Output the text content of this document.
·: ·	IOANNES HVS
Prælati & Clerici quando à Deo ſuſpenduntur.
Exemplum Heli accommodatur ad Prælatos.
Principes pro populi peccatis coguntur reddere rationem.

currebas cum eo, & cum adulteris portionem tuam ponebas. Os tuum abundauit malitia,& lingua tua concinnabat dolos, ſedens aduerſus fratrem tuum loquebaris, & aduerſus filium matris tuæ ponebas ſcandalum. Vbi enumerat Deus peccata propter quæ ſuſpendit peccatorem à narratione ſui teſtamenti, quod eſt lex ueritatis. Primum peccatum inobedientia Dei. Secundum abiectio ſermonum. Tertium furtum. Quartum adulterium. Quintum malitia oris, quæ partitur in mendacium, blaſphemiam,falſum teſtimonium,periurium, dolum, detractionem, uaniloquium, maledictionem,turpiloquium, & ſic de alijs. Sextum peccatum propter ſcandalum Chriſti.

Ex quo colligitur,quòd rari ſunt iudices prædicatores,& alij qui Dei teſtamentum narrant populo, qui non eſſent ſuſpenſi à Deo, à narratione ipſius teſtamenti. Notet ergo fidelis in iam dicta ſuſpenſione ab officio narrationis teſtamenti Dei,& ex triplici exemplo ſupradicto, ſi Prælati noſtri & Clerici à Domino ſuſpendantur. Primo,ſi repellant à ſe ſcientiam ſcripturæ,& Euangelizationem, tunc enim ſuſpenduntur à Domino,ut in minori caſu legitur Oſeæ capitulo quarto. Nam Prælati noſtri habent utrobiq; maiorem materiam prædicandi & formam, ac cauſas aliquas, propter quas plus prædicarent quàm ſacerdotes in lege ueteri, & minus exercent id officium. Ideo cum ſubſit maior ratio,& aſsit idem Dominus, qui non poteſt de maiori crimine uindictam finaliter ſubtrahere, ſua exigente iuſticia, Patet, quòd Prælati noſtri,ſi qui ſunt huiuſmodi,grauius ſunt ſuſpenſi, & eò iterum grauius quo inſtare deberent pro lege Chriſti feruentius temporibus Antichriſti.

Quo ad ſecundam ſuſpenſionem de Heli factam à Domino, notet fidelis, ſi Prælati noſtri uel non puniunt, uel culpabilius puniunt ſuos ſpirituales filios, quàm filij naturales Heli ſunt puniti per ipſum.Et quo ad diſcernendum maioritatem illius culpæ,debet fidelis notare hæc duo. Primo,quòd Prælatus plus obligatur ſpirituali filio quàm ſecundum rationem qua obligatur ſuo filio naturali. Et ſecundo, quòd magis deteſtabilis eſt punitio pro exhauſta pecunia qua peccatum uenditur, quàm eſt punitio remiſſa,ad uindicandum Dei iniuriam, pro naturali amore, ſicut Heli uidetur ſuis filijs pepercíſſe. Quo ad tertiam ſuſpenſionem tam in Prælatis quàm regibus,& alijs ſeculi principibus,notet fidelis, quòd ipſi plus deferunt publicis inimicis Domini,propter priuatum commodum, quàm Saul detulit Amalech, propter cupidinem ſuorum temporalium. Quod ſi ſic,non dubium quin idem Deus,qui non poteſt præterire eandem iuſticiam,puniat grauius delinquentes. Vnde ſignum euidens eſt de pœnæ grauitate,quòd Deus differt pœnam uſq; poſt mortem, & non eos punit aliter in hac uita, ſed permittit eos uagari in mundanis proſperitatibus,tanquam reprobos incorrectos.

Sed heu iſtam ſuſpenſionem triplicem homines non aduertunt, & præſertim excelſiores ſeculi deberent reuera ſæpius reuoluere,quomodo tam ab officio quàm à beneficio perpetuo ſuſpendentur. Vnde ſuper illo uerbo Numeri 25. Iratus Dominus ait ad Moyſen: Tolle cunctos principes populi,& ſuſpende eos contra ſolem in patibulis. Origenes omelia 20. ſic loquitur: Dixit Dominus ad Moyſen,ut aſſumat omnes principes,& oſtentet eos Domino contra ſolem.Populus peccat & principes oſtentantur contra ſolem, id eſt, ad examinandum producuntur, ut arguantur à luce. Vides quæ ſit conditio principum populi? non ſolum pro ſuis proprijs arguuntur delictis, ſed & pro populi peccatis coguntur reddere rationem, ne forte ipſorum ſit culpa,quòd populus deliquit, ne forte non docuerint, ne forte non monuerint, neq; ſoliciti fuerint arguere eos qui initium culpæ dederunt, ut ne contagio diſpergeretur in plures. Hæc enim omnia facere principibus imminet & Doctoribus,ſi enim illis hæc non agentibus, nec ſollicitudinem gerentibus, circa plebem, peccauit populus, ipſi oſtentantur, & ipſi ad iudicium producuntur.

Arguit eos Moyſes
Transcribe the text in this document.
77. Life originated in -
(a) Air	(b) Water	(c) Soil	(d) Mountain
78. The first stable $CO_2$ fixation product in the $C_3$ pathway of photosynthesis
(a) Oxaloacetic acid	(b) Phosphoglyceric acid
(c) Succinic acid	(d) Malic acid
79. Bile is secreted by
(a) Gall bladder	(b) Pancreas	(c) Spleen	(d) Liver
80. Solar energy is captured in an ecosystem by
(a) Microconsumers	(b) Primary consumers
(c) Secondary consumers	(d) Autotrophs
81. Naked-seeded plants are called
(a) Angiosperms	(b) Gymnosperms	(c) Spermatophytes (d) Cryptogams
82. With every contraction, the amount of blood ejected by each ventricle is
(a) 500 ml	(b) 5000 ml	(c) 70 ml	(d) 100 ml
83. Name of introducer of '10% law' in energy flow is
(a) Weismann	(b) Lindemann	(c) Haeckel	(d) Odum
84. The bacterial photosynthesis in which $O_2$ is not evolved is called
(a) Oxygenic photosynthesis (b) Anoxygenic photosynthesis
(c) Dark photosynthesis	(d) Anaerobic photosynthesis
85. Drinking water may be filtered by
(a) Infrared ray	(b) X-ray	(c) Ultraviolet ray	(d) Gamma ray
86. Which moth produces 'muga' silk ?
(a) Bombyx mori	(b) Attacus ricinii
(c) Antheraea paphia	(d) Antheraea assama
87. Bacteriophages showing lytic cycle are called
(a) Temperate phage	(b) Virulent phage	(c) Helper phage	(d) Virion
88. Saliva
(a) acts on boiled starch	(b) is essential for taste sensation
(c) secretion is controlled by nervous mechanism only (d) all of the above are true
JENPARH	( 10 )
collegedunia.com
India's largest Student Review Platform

Assigned task>
Leaving nothing out, print each line above exactly.

Output>
Output the text content of this document.
·: ·	IOANNES HVS
Prælati & Clerici quando à Deo ſuſpenduntur.
Exemplum Heli accommodatur ad Prælatos.
Principes pro populi peccatis coguntur reddere rationem.

currebas cum eo, & cum adulteris portionem tuam ponebas. Os tuum abundauit malitia,& lingua tua concinnabat dolos, ſedens aduerſus fratrem tuum loquebaris, & aduerſus filium matris tuæ ponebas ſcandalum. Vbi enumerat Deus peccata propter quæ ſuſpendit peccatorem à narratione ſui teſtamenti, quod eſt lex ueritatis. Primum peccatum inobedientia Dei. Secundum abiectio ſermonum. Tertium furtum. Quartum adulterium. Quintum malitia oris, quæ partitur in mendacium, blaſphemiam,falſum teſtimonium,periurium, dolum, detractionem, uaniloquium, maledictionem,turpiloquium, & ſic de alijs. Sextum peccatum propter ſcandalum Chriſti.

Ex quo colligitur,quòd rari ſunt iudices prædicatores,& alij qui Dei teſtamentum narrant populo, qui non eſſent ſuſpenſi à Deo, à narratione ipſius teſtamenti. Notet ergo fidelis in iam dicta ſuſpenſione ab officio narrationis teſtamenti Dei,& ex triplici exemplo ſupradicto, ſi Prælati noſtri & Clerici à Domino ſuſpendantur. Primo,ſi repellant à ſe ſcientiam ſcripturæ,& Euangelizationem, tunc enim ſuſpenduntur à Domino,ut in minori caſu legitur Oſeæ capitulo quarto. Nam Prælati noſtri habent utrobiq; maiorem materiam prædicandi & formam, ac cauſas aliquas, propter quas plus prædicarent quàm ſacerdotes in lege ueteri, & minus exercent id officium. Ideo cum ſubſit maior ratio,& aſsit idem Dominus, qui non poteſt de maiori crimine uindictam finaliter ſubtrahere, ſua exigente iuſticia, Patet, quòd Prælati noſtri,ſi qui ſunt huiuſmodi,grauius ſunt ſuſpenſi, & eò iterum grauius quo inſtare deberent pro lege Chriſti feruentius temporibus Antichriſti.

Quo ad ſecundam ſuſpenſionem de Heli factam à Domino, notet fidelis, ſi Prælati noſtri uel non puniunt, uel culpabilius puniunt ſuos ſpirituales filios, quàm filij naturales Heli ſunt puniti per ipſum.Et quo ad diſcernendum maioritatem illius culpæ,debet fidelis notare hæc duo. Primo,quòd Prælatus plus obligatur ſpirituali filio quàm ſecundum rationem qua obligatur ſuo filio naturali. Et ſecundo, quòd magis deteſtabilis eſt punitio pro exhauſta pecunia qua peccatum uenditur, quàm eſt punitio remiſſa,ad uindicandum Dei iniuriam, pro naturali amore, ſicut Heli uidetur ſuis filijs pepercíſſe. Quo ad tertiam ſuſpenſionem tam in Prælatis quàm regibus,& alijs ſeculi principibus,notet fidelis, quòd ipſi plus deferunt publicis inimicis Domini,propter priuatum commodum, quàm Saul detulit Amalech, propter cupidinem ſuorum temporalium. Quod ſi ſic,non dubium quin idem Deus,qui non poteſt præterire eandem iuſticiam,puniat grauius delinquentes. Vnde ſignum euidens eſt de pœnæ grauitate,quòd Deus differt pœnam uſq; poſt mortem, & non eos punit aliter in hac uita, ſed permittit eos uagari in mundanis proſperitatibus,tanquam reprobos incorrectos.

Sed heu iſtam ſuſpenſionem triplicem homines non aduertunt, & præſertim excelſiores ſeculi deberent reuera ſæpius reuoluere,quomodo tam ab officio quàm à beneficio perpetuo ſuſpendentur. Vnde ſuper illo uerbo Numeri 25. Iratus Dominus ait ad Moyſen: Tolle cunctos principes populi,& ſuſpende eos contra ſolem in patibulis. Origenes omelia 20. ſic loquitur: Dixit Dominus ad Moyſen,ut aſſumat omnes principes,& oſtentet eos Domino contra ſolem.Populus peccat & principes oſtentantur contra ſolem, id eſt, ad examinandum producuntur, ut arguantur à luce. Vides quæ ſit conditio principum populi? non ſolum pro ſuis proprijs arguuntur delictis, ſed & pro populi peccatis coguntur reddere rationem, ne forte ipſorum ſit culpa,quòd populus deliquit, ne forte non docuerint, ne forte non monuerint, neq; ſoliciti fuerint arguere eos qui initium culpæ dederunt, ut ne contagio diſpergeretur in plures. Hæc enim omnia facere principibus imminet & Doctoribus,ſi enim illis hæc non agentibus, nec ſollicitudinem gerentibus, circa plebem, peccauit populus, ipſi oſtentantur, & ipſi ad iudicium producuntur.

Arguit eos Moyſes
Transcribe the text in this document.
77. Life originated in -
(a) Air	(b) Water	(c) Soil	(d) Mountain
78. The first stable $CO_2$ fixation product in the $C_3$ pathway of photosynthesis
(a) Oxaloacetic acid	(b) Phosphoglyceric acid
(c) Succinic acid	(d) Malic acid
79. Bile is secreted by
(a) Gall bladder	(b) Pancreas	(c) Spleen	(d) Liver
80. Solar energy is captured in an ecosystem by
(a) Microconsumers	(b) Primary consumers
(c) Secondary consumers	(d) Autotrophs
81. Naked-seeded plants are called
(a) Angiosperms	(b) Gymnosperms	(c) Spermatophytes (d) Cryptogams
82. With every contraction, the amount of blood ejected by each ventricle is
(a) 500 ml	(b) 5000 ml	(c) 70 ml	(d) 100 ml
83. Name of introducer of '10% law' in energy flow is
(a) Weismann	(b) Lindemann	(c) Haeckel	(d) Odum
84. The bacterial photosynthesis in which $O_2$ is not evolved is called
(a) Oxygenic photosynthesis (b) Anoxygenic photosynthesis
(c) Dark photosynthesis	(d) Anaerobic photosynthesis
85. Drinking water may be filtered by
(a) Infrared ray	(b) X-ray	(c) Ultraviolet ray	(d) Gamma ray
86. Which moth produces 'muga' silk ?
(a) Bombyx mori	(b) Attacus ricinii
(c) Antheraea paphia	(d) Antheraea assama
87. Bacteriophages showing lytic cycle are called
(a) Temperate phage	(b) Virulent phage	(c) Helper phage	(d) Virion
88. Saliva
(a) acts on boiled starch	(b) is essential for taste sensation
(c) secretion is controlled by nervous mechanism only (d) all of the above are true
JENPARH	( 10 )
collegedunia.com
India's largest Student Review Platform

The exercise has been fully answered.